Material supplied:
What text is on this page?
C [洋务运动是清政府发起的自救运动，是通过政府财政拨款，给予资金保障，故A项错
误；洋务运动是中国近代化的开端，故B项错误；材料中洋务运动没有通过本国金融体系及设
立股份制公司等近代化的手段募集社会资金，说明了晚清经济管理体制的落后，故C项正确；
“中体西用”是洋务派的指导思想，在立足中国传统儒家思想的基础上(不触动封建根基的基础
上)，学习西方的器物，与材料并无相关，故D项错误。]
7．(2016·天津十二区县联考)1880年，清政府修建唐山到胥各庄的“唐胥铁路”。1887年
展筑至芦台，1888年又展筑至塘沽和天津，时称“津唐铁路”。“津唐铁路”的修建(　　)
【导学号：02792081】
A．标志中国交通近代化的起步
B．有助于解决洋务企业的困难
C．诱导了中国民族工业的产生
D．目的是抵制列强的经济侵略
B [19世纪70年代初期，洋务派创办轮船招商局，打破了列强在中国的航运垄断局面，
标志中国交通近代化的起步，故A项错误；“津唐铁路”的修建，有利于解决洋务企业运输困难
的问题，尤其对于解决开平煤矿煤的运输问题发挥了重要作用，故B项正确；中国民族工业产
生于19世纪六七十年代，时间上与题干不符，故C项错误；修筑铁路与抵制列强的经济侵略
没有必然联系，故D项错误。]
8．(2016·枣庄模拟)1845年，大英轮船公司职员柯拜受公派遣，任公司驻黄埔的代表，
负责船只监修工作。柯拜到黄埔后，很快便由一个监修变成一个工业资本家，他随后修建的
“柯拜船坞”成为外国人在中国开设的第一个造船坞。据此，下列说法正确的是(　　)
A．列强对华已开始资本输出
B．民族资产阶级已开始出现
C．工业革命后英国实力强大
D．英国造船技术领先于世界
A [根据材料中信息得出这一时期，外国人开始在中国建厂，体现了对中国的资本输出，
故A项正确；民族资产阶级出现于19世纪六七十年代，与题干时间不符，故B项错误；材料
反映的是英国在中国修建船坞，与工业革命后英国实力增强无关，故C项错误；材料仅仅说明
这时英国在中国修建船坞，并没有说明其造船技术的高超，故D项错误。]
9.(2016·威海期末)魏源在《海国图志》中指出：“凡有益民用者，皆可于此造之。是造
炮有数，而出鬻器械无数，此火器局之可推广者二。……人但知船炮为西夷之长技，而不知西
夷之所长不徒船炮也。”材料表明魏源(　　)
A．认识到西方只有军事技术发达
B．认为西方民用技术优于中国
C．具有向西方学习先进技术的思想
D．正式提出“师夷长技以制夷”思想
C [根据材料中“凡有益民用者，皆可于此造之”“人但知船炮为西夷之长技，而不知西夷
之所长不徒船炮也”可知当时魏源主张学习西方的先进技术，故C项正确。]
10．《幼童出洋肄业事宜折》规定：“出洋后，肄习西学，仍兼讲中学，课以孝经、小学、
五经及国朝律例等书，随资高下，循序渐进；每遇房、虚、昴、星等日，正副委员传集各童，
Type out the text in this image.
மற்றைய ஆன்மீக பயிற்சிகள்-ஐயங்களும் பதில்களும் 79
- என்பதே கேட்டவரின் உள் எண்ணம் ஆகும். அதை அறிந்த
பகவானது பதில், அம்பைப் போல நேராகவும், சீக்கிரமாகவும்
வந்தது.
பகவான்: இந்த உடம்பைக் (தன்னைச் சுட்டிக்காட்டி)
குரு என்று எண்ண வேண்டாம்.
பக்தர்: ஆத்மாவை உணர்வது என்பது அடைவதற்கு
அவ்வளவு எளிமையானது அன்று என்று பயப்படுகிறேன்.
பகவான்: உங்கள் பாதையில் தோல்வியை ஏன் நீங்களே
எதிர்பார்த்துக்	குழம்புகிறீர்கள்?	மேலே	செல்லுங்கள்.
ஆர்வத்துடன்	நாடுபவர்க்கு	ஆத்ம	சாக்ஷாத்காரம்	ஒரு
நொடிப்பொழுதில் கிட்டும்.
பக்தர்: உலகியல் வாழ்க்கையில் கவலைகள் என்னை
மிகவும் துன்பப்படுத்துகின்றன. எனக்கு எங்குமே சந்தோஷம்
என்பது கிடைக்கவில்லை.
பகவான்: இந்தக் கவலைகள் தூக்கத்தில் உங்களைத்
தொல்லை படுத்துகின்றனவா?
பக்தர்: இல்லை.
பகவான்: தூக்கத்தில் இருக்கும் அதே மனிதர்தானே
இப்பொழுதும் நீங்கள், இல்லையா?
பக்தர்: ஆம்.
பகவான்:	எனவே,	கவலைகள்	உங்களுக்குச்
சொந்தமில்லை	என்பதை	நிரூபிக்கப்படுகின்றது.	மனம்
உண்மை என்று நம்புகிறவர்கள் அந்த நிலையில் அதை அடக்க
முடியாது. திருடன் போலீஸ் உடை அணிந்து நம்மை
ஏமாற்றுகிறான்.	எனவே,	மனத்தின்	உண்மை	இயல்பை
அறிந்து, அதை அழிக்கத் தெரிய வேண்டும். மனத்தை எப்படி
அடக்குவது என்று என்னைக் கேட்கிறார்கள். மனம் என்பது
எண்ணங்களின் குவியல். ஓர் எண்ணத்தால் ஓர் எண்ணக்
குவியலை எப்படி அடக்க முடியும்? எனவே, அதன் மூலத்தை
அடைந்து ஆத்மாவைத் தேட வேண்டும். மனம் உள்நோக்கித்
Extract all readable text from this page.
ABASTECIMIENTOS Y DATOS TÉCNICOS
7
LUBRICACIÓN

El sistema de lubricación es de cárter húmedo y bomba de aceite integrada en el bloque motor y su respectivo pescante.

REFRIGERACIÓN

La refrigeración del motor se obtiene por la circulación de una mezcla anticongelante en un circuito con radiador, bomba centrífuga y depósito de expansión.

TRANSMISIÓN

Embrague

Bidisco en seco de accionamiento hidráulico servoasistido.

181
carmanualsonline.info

Directions for this task: Every entry above should be retyped exactly as shown.

Result of the task:
What text is on this page?
C [洋务运动是清政府发起的自救运动，是通过政府财政拨款，给予资金保障，故A项错
误；洋务运动是中国近代化的开端，故B项错误；材料中洋务运动没有通过本国金融体系及设
立股份制公司等近代化的手段募集社会资金，说明了晚清经济管理体制的落后，故C项正确；
“中体西用”是洋务派的指导思想，在立足中国传统儒家思想的基础上(不触动封建根基的基础
上)，学习西方的器物，与材料并无相关，故D项错误。]
7．(2016·天津十二区县联考)1880年，清政府修建唐山到胥各庄的“唐胥铁路”。1887年
展筑至芦台，1888年又展筑至塘沽和天津，时称“津唐铁路”。“津唐铁路”的修建(　　)
【导学号：02792081】
A．标志中国交通近代化的起步
B．有助于解决洋务企业的困难
C．诱导了中国民族工业的产生
D．目的是抵制列强的经济侵略
B [19世纪70年代初期，洋务派创办轮船招商局，打破了列强在中国的航运垄断局面，
标志中国交通近代化的起步，故A项错误；“津唐铁路”的修建，有利于解决洋务企业运输困难
的问题，尤其对于解决开平煤矿煤的运输问题发挥了重要作用，故B项正确；中国民族工业产
生于19世纪六七十年代，时间上与题干不符，故C项错误；修筑铁路与抵制列强的经济侵略
没有必然联系，故D项错误。]
8．(2016·枣庄模拟)1845年，大英轮船公司职员柯拜受公派遣，任公司驻黄埔的代表，
负责船只监修工作。柯拜到黄埔后，很快便由一个监修变成一个工业资本家，他随后修建的
“柯拜船坞”成为外国人在中国开设的第一个造船坞。据此，下列说法正确的是(　　)
A．列强对华已开始资本输出
B．民族资产阶级已开始出现
C．工业革命后英国实力强大
D．英国造船技术领先于世界
A [根据材料中信息得出这一时期，外国人开始在中国建厂，体现了对中国的资本输出，
故A项正确；民族资产阶级出现于19世纪六七十年代，与题干时间不符，故B项错误；材料
反映的是英国在中国修建船坞，与工业革命后英国实力增强无关，故C项错误；材料仅仅说明
这时英国在中国修建船坞，并没有说明其造船技术的高超，故D项错误。]
9.(2016·威海期末)魏源在《海国图志》中指出：“凡有益民用者，皆可于此造之。是造
炮有数，而出鬻器械无数，此火器局之可推广者二。……人但知船炮为西夷之长技，而不知西
夷之所长不徒船炮也。”材料表明魏源(　　)
A．认识到西方只有军事技术发达
B．认为西方民用技术优于中国
C．具有向西方学习先进技术的思想
D．正式提出“师夷长技以制夷”思想
C [根据材料中“凡有益民用者，皆可于此造之”“人但知船炮为西夷之长技，而不知西夷
之所长不徒船炮也”可知当时魏源主张学习西方的先进技术，故C项正确。]
10．《幼童出洋肄业事宜折》规定：“出洋后，肄习西学，仍兼讲中学，课以孝经、小学、
五经及国朝律例等书，随资高下，循序渐进；每遇房、虚、昴、星等日，正副委员传集各童，
Type out the text in this image.
மற்றைய ஆன்மீக பயிற்சிகள்-ஐயங்களும் பதில்களும் 79
- என்பதே கேட்டவரின் உள் எண்ணம் ஆகும். அதை அறிந்த
பகவானது பதில், அம்பைப் போல நேராகவும், சீக்கிரமாகவும்
வந்தது.
பகவான்: இந்த உடம்பைக் (தன்னைச் சுட்டிக்காட்டி)
குரு என்று எண்ண வேண்டாம்.
பக்தர்: ஆத்மாவை உணர்வது என்பது அடைவதற்கு
அவ்வளவு எளிமையானது அன்று என்று பயப்படுகிறேன்.
பகவான்: உங்கள் பாதையில் தோல்வியை ஏன் நீங்களே
எதிர்பார்த்துக்	குழம்புகிறீர்கள்?	மேலே	செல்லுங்கள்.
ஆர்வத்துடன்	நாடுபவர்க்கு	ஆத்ம	சாக்ஷாத்காரம்	ஒரு
நொடிப்பொழுதில் கிட்டும்.
பக்தர்: உலகியல் வாழ்க்கையில் கவலைகள் என்னை
மிகவும் துன்பப்படுத்துகின்றன. எனக்கு எங்குமே சந்தோஷம்
என்பது கிடைக்கவில்லை.
பகவான்: இந்தக் கவலைகள் தூக்கத்தில் உங்களைத்
தொல்லை படுத்துகின்றனவா?
பக்தர்: இல்லை.
பகவான்: தூக்கத்தில் இருக்கும் அதே மனிதர்தானே
இப்பொழுதும் நீங்கள், இல்லையா?
பக்தர்: ஆம்.
பகவான்:	எனவே,	கவலைகள்	உங்களுக்குச்
சொந்தமில்லை	என்பதை	நிரூபிக்கப்படுகின்றது.	மனம்
உண்மை என்று நம்புகிறவர்கள் அந்த நிலையில் அதை அடக்க
முடியாது. திருடன் போலீஸ் உடை அணிந்து நம்மை
ஏமாற்றுகிறான்.	எனவே,	மனத்தின்	உண்மை	இயல்பை
அறிந்து, அதை அழிக்கத் தெரிய வேண்டும். மனத்தை எப்படி
அடக்குவது என்று என்னைக் கேட்கிறார்கள். மனம் என்பது
எண்ணங்களின் குவியல். ஓர் எண்ணத்தால் ஓர் எண்ணக்
குவியலை எப்படி அடக்க முடியும்? எனவே, அதன் மூலத்தை
அடைந்து ஆத்மாவைத் தேட வேண்டும். மனம் உள்நோக்கித்
Extract all readable text from this page.
ABASTECIMIENTOS Y DATOS TÉCNICOS
7
LUBRICACIÓN

El sistema de lubricación es de cárter húmedo y bomba de aceite integrada en el bloque motor y su respectivo pescante.

REFRIGERACIÓN

La refrigeración del motor se obtiene por la circulación de una mezcla anticongelante en un circuito con radiador, bomba centrífuga y depósito de expansión.

TRANSMISIÓN

Embrague

Bidisco en seco de accionamiento hidráulico servoasistido.

181
carmanualsonline.info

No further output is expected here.